Machine Learning - Deep Learning: August 2024

TensorFlow & keras 3

Q1. Functional model

Complete the code snippet in order to get the following model summary.

from tensorflow.keras.layers import Dense, Flatten, Input
from tensorflow.keras.models import Model

def create_model_functional():
inp = Input(shape=(28, ))
h1 = Dense(64, activation="relu", name="hidden_1")(inp)
h2 = Dense(_a_ , activation="relu", name="hidden_2")(h1)
out = Dense(4, activation="softmax", name="output")(_b_)
model = Model(inputs=inp, outputs=out, name="simple_nn")

return model

model_functional = create_model_functional()
model_functional.summary()

Choose the correct answer from below:

A. 512, b - h2

B. 64, b - h2

C. 10, b - h1

D. 512, b – inp

Ans: A

Correct Option: a- 512, b - h2

Explanation:

To get the model summary as shown in the question, the value of a should be 512 and the value of b should be h2. This will create a neural network model with 2 hidden layers, the first hidden layer with 64 neurons and the second hidden layer with 512 neurons.

Here's an explanation of the code:

The 'create_model_functional' function creates a functional neural network model using the Keras API from TensorFlow.
The model has an input layer with shape (28,), which means it expects input data with 28 features. The first hidden layer has 64 neurons and uses the ReLU activation function.
The second hidden layer has 'a' neurons and uses the ReLU activation function. In this case, we want 'a' to be 512, so that the second hidden layer has 512 neurons.
The output layer has 4 neurons and uses the softmax activation function, which is suitable for multiclass classification problems.
The 'b' placeholder is used to connect the output of the second hidden layer to the input of the output layer. In this case, we want to connect it to 'h2', which is the output of the second hidden layer.

Q2. Customized loss function

For a certain sequential regression model predicting two outputs, we implemented a loss function that penalizes the prediction error for the second output(y2) more than the first one(y1) because y2 is more important and we want it to be really close to the target value.

import numpy as np
def custom_mse(y_true, y_pred):
loss = np.square(y_pred - y_true)
loss = loss * [0.5, 0.5] #x
loss = np.sum(loss, axis=0) #y
return loss
model.compile(loss=custom_mse, optimizer='adam')

Which of the following option is correct with respect to the above implementation of a custom-made loss function?

Note: The shape of y_pred is (batch_size, 2) in the implementation.

Choose the correct answer from below, please note that this question may have multiple correct answers

A. Custom_mse function's output should have a shape (batch_size, 2)

B. Custom_mse function's output should have a shape (batch_size, )

C. The axis for the sum of loss in line x should be 1

D. The multiplication of [0.5, 0.5] in line y won't be helpful for our requirement

Ans: B,C,D

Correct options :

Custom_mse function's output should have a shape (batch_size, )

The axis for the sum of loss in line x should be 1

The multiplication of [0.5, 0.5] in line y won't be helpful for our requirement

Explanation :

Custom_mse function's output should have a shape (batch_size, ): The first dimension of arguments y_true and y_pred is always the same as batch size. The loss function should always return a vector of length batch_size.

- [Stated problem 1]:
In the deep learning quiz, how many neurons does the output layer of the Q1 model have, and which activation function does it use?
- [Stated problem 2]:
List every string passed as the name argument to a Dense layer in the Q1 code of the deep learning quiz.
- [Stated problem 3]:
Continue the deep learning quiz from its last sentence.

- [Dataset content]:
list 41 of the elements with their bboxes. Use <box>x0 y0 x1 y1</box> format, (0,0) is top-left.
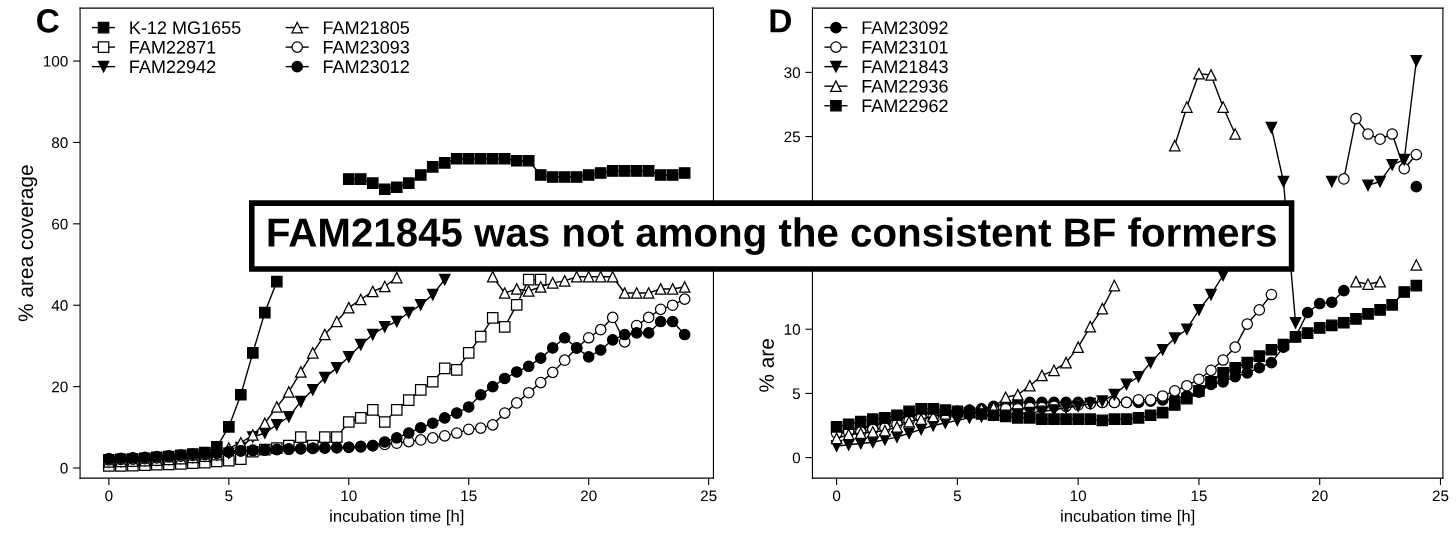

- [Exercise answer 1]:
4 neurons, with the softmax activation function.

- [Exercise answer 2]:
hidden_1, hidden_2, output

- [Exercise answer 3]:
The axis for the sum of loss in line x should be 1: Here we need the loss values for each observation's two outputs to be summed up therefore axis=1 should be used.

The multiplication of [0.5, 0.5] in line y won't be helpful for our requirement: Because we want to penalize the error for y2 more therefore we can use any of the values where the weight for y2 is more eg. [0.3, 0.7].

TensorFlow and Keras-2

Q1. Sigmoid and softmax functions

Which of the following statements is true for a neural network having more than one output neuron ?

Choose the correct answer from below:

A. In a neural network where the output neurons have the sigmoid activation, the sum of all the outputs from the neurons is always 1.

B. In a neural network where the output neurons have the sigmoid activation, the sum of all the outputs from the neurons is 1 if and only if we have just two output neurons.

C. In a neural network where the output neurons have the softmax activation, the sum of all the outputs from the neurons is always 1.

D. The softmax function is a special case of the sigmoid function

Ans: C

Correct option : In a neural network where the output neurons have the softmax activation, the sum of all the outputs from the neurons is always 1.

Explanation :

For the sigmoid activation, when we have more than one neuron, it is possible to have the sum of outputs from the neurons to have any value.

The softmax classifier outputs the probability distribution for each class, and the sum of the probabilities is always 1.

The Sigmoid function is the special case of the Softmax function where the number of classes is 2.

Q2. Type of loss

We want to classify credit card transactions as fraudulent or normal, which loss type is appropriate for this use case?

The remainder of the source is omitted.